* Start Document text *
Minister of Interior, Comrade Abba Moro, like many other Nigerians, is worried about the challenge of insurgency staring the nation in the state. He is even more worried that one of the institutions under his supervision, the Immigration Service, has a role to play in curbing the insecurity posed by insurgents.
In this interview, the minister speaks on the measures taken by government on insurgency and the other mandates of his ministry, especially on prison and the fire service. Excerpts:
As the Minister of Interior, how was it last year? How far did you go in terms of achieving your set agenda?
Last year was a very fascinating year, a very challenging year. Last year ordinarily was supposed to be a period of some level of consolidation as far as the Ministry of Interior, and my activities are concerned. You will recall that i got appointed mid-2011, the budget was put together by my predecessor, so I couldn’t really explain that the budget of 2011 was my budget for implementation, that I could count my gains as such. But 2012 was a budget that was passed under my watch; therefore I can conveniently hold, and I can say it was fascinating because it was a period in which I tried to seriously align myself to the task of presiding over the Ministry of Interior, and supervising the activities of the various department and agencies. So, I can say in terms of infrastructural development, in terms of laying a foundation for the purpose of repositioning the ministry and its department and agencies, we had a very wonderful year.
We attended to the welfare of the staff. The problem of promotion, we addressed holistically in both the prisons and Immigration in particular. Of course you also want to recall that we were able to release the verification report of the Nigerian Security and Civil Defense Corps that had been in the box for over 13 years. We went on to complete the main passport office in Sauka. This was a project that I said was at the heart of everything, because essentially when you talk about Immigration Service, the first thing that comes to your mind is migration of persons , especially Nigerians that have a penchant for travelling. The Civil Defense Training School Sauka is another project at the verge of completion and then the training school for the Fire Service, in Sheda, is at the verge of completion. On the issue of infrastructural development, I can also say that the command headquarters of our training college have been completed, in three states, Kebbi, Imo and Abia.
* End Document text *
* Start Data listing *
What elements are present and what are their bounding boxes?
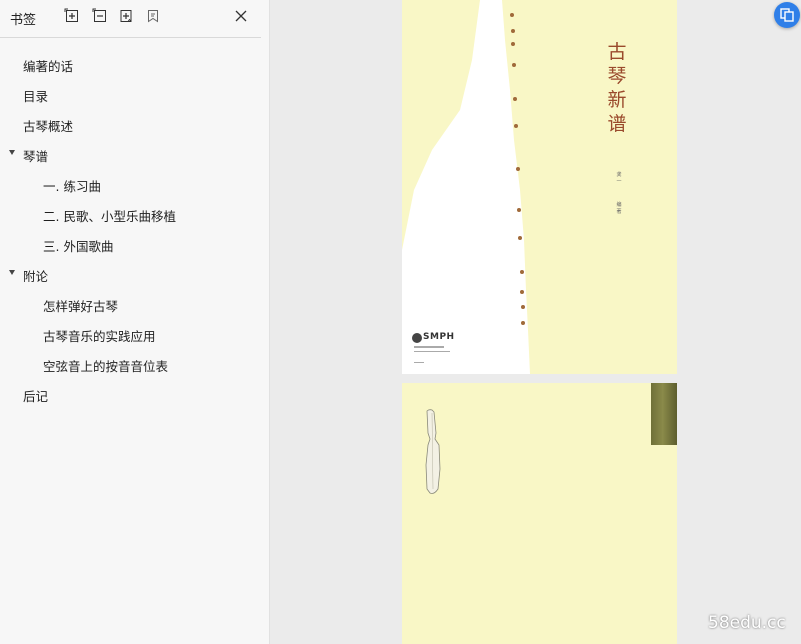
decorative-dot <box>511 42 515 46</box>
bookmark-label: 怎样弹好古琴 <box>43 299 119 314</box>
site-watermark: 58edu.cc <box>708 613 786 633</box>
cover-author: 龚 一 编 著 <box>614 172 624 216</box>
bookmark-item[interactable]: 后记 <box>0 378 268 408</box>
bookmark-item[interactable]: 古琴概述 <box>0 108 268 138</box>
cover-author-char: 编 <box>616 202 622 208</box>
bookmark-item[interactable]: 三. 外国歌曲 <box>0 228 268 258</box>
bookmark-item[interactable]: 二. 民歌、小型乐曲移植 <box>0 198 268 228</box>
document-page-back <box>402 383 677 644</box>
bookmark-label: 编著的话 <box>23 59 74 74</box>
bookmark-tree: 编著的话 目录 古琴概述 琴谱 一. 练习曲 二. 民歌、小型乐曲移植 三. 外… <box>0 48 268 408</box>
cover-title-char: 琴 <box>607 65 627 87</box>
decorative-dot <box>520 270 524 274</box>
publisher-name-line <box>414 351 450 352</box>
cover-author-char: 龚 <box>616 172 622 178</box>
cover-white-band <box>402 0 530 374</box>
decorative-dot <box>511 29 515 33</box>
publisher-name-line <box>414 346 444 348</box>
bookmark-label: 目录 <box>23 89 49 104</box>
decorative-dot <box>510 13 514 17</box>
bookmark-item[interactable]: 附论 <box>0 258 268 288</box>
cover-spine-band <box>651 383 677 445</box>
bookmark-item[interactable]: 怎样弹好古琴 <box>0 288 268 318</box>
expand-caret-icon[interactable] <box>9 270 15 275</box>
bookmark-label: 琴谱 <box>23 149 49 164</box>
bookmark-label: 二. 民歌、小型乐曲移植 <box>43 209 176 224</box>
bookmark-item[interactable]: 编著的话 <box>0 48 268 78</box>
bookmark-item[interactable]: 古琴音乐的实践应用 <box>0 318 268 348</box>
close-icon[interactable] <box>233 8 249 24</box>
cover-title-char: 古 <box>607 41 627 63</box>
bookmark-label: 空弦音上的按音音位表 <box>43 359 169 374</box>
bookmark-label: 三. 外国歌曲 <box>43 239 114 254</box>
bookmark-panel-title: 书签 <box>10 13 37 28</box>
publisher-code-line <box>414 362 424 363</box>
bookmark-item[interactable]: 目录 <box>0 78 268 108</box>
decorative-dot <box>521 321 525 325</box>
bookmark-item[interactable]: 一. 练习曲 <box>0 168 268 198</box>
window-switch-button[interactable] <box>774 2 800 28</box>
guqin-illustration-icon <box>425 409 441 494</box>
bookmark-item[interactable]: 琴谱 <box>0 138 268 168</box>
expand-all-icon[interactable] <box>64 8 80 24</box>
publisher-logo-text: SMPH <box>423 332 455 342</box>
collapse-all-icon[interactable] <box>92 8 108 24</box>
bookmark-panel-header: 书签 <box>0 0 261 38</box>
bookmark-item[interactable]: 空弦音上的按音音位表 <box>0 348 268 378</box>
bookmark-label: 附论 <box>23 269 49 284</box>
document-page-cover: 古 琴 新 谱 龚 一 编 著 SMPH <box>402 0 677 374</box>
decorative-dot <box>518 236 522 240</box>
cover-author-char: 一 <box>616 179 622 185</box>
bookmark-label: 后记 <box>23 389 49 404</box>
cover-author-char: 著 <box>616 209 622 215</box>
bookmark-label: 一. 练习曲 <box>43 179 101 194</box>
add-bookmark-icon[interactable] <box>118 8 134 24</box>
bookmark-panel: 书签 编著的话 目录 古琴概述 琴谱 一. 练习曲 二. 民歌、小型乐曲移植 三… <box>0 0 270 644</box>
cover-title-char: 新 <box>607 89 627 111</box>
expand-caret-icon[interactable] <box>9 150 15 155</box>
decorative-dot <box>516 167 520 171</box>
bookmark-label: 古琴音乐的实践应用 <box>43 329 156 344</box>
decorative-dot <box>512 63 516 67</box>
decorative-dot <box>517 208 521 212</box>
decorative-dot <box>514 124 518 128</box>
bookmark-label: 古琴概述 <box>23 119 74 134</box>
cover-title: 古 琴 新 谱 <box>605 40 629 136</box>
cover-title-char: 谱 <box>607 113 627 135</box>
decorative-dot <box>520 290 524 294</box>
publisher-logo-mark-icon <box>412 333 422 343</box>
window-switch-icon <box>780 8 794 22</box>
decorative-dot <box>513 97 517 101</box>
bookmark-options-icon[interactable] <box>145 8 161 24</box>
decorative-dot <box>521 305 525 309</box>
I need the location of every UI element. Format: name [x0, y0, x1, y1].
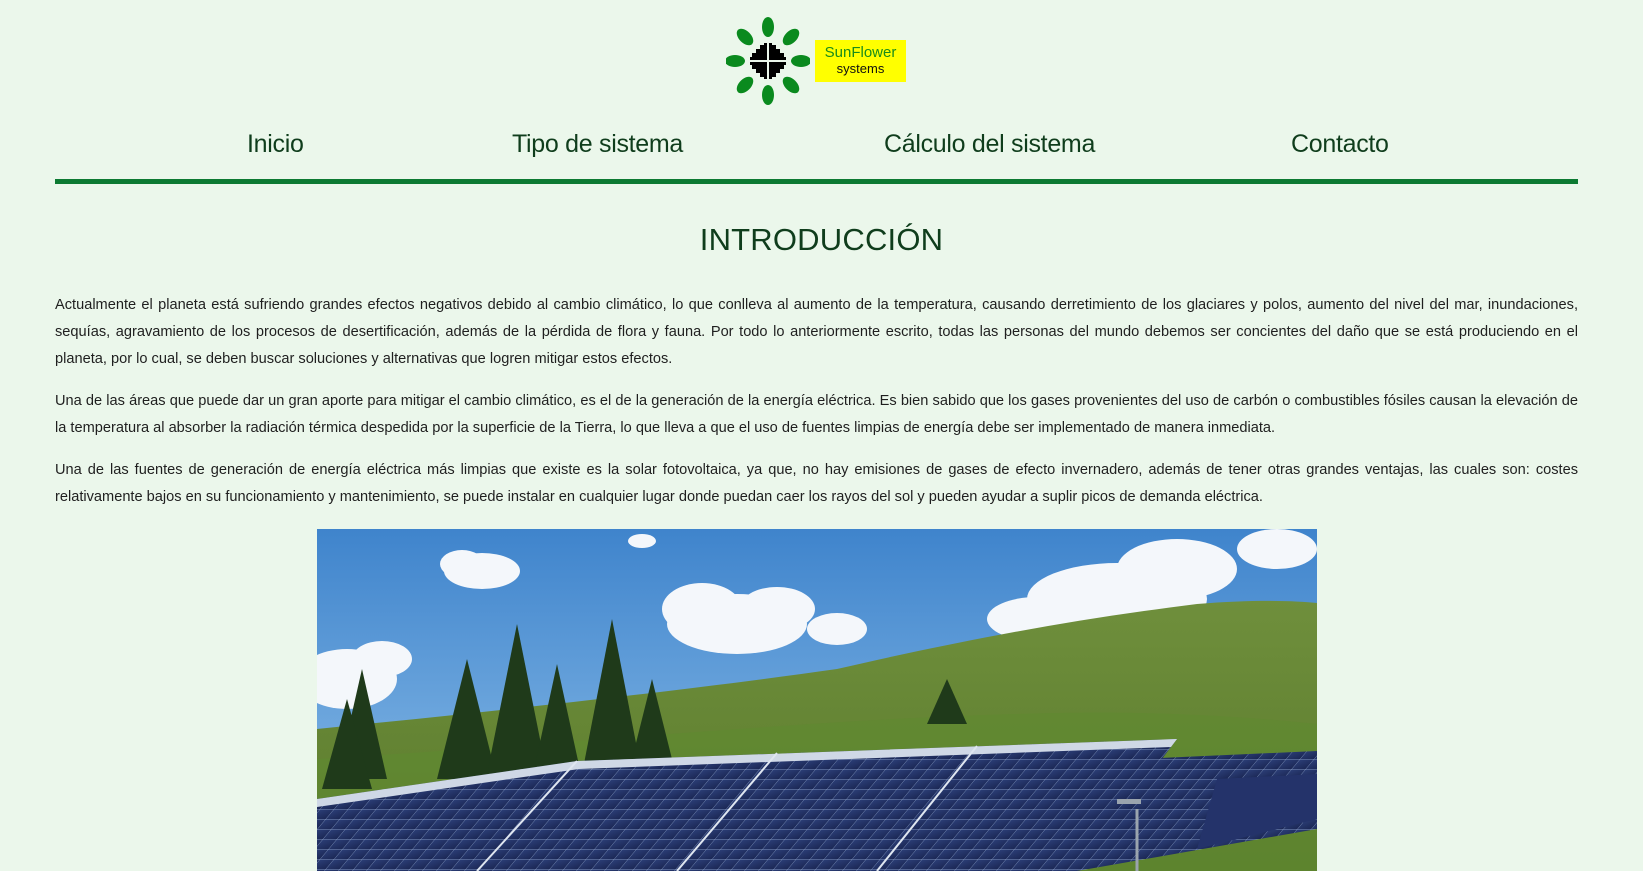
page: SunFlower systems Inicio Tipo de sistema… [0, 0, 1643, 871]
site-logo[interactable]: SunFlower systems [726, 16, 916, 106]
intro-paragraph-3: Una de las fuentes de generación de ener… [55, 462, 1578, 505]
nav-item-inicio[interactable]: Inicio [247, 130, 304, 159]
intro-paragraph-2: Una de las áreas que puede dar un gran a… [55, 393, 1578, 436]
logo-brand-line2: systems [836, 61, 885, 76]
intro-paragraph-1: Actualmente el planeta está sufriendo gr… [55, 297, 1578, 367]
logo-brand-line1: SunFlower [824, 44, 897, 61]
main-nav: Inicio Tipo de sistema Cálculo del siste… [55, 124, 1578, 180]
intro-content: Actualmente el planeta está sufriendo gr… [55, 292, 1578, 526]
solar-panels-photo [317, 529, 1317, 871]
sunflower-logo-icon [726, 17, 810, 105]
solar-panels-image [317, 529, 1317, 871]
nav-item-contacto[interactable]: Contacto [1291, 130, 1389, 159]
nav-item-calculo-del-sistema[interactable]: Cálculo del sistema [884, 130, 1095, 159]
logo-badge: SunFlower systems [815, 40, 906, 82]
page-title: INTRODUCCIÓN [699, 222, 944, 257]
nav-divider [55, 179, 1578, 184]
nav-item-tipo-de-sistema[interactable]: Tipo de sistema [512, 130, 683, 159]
* End Data listing *
◆ **Work to be completed**
Rewrite the interview with the interior minister from "Minister of Interior, Comrade" to "your set agenda?", putting "Interior Minister" wherever "Minister of Interior" appears.

◆ **Output for this exercise**
Interior Minister, Comrade Abba Moro, like many other Nigerians, is worried about the challenge of insurgency staring the nation in the state. He is even more worried that one of the institutions under his supervision, the Immigration Service, has a role to play in curbing the insecurity posed by insurgents.
In this interview, the minister speaks on the measures taken by government on insurgency and the other mandates of his ministry, especially on prison and the fire service. Excerpts:
As the Interior Minister, how was it last year? How far did you go in terms of achieving your set agenda?